● WHAT YOU ARE ASKED TO DO: Find every line with the word "ball". Copy those lines.

- - -

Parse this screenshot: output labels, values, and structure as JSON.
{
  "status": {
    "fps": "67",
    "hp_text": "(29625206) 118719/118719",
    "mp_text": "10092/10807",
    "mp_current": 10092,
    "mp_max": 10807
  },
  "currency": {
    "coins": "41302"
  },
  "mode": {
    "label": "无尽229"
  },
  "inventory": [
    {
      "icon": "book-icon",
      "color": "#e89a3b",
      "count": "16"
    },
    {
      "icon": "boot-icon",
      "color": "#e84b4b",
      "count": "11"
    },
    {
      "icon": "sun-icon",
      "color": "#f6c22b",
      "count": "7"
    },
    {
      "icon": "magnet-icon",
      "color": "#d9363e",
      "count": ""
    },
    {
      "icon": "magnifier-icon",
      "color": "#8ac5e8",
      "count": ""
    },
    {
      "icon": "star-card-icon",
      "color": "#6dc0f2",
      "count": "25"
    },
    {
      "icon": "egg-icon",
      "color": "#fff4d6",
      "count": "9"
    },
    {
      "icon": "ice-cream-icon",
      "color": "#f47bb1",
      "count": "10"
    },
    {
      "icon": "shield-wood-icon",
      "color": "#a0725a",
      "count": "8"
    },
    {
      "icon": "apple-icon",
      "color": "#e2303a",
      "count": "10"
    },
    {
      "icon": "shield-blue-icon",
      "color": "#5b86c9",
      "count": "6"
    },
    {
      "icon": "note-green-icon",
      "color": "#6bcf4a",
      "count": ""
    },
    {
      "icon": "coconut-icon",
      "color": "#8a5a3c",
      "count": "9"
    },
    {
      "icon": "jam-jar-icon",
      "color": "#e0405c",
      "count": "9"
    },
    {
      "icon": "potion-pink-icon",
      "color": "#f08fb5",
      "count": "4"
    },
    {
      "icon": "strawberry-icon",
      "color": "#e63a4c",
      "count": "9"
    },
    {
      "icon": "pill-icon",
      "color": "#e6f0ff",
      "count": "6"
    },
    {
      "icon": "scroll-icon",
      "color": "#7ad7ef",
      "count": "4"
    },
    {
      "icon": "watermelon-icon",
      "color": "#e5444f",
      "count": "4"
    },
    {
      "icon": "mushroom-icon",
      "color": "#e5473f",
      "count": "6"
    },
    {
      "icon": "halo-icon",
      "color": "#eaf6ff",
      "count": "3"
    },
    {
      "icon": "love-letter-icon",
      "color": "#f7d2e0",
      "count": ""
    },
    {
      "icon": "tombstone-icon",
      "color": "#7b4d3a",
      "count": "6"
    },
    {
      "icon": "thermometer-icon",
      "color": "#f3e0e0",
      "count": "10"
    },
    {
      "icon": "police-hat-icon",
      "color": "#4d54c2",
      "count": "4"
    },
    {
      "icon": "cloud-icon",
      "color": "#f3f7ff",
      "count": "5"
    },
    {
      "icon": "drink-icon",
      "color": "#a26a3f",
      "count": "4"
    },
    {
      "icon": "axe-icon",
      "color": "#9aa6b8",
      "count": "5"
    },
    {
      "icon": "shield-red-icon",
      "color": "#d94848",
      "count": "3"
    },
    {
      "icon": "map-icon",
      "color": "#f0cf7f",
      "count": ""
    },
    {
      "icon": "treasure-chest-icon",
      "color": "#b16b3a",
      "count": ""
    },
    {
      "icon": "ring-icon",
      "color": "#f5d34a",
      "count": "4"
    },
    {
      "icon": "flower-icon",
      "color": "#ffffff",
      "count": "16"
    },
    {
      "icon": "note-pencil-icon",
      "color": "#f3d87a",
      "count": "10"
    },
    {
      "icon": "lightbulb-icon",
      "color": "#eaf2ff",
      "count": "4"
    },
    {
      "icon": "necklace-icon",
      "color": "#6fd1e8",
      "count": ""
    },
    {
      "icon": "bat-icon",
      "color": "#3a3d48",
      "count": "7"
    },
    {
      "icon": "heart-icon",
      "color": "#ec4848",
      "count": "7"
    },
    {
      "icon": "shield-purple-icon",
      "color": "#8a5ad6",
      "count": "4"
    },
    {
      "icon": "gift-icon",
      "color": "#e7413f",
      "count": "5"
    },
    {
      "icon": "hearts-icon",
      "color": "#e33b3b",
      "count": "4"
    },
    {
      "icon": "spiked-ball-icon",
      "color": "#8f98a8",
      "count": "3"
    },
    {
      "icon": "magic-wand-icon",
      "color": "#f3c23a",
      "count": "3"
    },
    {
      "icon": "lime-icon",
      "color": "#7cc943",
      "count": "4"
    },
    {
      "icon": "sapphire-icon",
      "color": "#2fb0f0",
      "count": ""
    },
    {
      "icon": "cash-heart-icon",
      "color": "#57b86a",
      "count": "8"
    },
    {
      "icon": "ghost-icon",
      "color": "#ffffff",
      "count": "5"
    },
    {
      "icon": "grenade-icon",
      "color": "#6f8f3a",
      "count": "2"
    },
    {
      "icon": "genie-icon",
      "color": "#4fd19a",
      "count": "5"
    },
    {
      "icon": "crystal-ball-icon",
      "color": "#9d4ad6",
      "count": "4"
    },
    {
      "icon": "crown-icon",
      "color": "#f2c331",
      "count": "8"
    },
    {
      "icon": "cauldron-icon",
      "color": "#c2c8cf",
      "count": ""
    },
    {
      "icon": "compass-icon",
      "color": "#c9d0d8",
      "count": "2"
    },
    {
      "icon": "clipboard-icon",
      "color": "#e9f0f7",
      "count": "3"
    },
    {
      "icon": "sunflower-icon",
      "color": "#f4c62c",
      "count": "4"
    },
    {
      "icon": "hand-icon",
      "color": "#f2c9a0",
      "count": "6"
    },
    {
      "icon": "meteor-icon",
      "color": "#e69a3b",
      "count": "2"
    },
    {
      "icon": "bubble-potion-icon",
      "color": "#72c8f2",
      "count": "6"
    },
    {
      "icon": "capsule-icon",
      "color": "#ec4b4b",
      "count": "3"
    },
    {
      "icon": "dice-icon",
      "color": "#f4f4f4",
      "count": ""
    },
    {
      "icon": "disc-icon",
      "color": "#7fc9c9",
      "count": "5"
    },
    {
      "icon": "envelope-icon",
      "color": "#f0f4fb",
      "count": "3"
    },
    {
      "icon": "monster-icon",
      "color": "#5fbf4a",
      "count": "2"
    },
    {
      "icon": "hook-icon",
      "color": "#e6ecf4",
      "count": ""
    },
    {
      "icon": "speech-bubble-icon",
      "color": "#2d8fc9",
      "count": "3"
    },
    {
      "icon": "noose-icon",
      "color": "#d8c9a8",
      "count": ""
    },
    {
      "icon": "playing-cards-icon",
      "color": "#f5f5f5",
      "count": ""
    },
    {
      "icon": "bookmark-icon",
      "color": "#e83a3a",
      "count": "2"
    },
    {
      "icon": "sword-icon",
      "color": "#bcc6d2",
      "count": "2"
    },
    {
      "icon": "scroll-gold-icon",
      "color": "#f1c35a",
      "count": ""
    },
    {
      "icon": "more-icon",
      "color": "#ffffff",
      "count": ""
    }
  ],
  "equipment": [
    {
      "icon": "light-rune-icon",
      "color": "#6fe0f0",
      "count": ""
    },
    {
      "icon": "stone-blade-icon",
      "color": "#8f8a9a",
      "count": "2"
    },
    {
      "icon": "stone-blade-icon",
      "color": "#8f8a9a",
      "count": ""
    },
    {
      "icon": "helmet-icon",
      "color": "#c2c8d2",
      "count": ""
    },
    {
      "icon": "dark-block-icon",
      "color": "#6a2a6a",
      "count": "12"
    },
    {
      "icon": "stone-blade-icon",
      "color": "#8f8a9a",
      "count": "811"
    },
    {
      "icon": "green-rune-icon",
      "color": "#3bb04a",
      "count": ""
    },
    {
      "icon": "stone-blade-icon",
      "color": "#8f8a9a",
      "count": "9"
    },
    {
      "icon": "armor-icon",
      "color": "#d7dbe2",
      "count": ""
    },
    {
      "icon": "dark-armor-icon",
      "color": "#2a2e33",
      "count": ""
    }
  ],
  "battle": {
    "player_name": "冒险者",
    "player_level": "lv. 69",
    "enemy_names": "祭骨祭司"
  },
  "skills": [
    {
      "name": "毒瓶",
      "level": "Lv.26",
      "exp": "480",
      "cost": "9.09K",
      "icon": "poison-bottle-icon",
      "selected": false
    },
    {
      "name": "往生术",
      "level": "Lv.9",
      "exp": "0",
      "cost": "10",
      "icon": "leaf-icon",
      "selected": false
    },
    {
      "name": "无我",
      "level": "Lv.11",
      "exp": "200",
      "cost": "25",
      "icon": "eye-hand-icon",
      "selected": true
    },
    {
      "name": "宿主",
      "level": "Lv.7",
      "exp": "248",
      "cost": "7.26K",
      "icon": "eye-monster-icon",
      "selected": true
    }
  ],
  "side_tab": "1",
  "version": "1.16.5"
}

- - -

● TASK ANSWER:
      "icon": "spiked-ball-icon",
      "icon": "crystal-ball-icon",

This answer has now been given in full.